Present the following data again exactly as it is shown.

The records:
□ □ □ □ □ □ □
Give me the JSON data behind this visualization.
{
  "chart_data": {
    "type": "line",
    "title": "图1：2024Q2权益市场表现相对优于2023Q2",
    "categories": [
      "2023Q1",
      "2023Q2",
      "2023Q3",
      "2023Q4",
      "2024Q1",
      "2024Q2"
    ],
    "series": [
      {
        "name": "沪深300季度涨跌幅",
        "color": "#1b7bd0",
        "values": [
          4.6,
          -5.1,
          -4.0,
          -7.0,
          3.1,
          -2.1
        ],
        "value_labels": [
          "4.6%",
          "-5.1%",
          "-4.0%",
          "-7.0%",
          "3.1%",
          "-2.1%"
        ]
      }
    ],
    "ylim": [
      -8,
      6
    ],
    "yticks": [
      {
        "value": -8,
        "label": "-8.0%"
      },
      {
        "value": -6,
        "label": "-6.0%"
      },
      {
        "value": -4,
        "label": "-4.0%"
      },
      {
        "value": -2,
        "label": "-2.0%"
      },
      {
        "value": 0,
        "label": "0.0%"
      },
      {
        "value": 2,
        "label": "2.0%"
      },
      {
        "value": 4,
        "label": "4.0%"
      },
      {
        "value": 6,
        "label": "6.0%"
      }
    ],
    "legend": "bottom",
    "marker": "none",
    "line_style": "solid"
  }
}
□ □ □ □ □ □ □
Exercise response:
Give me the JSON data behind this visualization.
{
  "chart_data": {
    "type": "line",
    "title": "图1：2024Q2权益市场表现相对优于2023Q2",
    "categories": [
      "2023Q1",
      "2023Q2",
      "2023Q3",
      "2023Q4",
      "2024Q1",
      "2024Q2"
    ],
    "series": [
      {
        "name": "沪深300季度涨跌幅",
        "color": "#1b7bd0",
        "values": [
          4.6,
          -5.1,
          -4.0,
          -7.0,
          3.1,
          -2.1
        ],
        "value_labels": [
          "4.6%",
          "-5.1%",
          "-4.0%",
          "-7.0%",
          "3.1%",
          "-2.1%"
        ]
      }
    ],
    "ylim": [
      -8,
      6
    ],
    "yticks": [
      {
        "value": -8,
        "label": "-8.0%"
      },
      {
        "value": -6,
        "label": "-6.0%"
      },
      {
        "value": -4,
        "label": "-4.0%"
      },
      {
        "value": -2,
        "label": "-2.0%"
      },
      {
        "value": 0,
        "label": "0.0%"
      },
      {
        "value": 2,
        "label": "2.0%"
      },
      {
        "value": 4,
        "label": "4.0%"
      },
      {
        "value": 6,
        "label": "6.0%"
      }
    ],
    "legend": "bottom",
    "marker": "none",
    "line_style": "solid"
  }
}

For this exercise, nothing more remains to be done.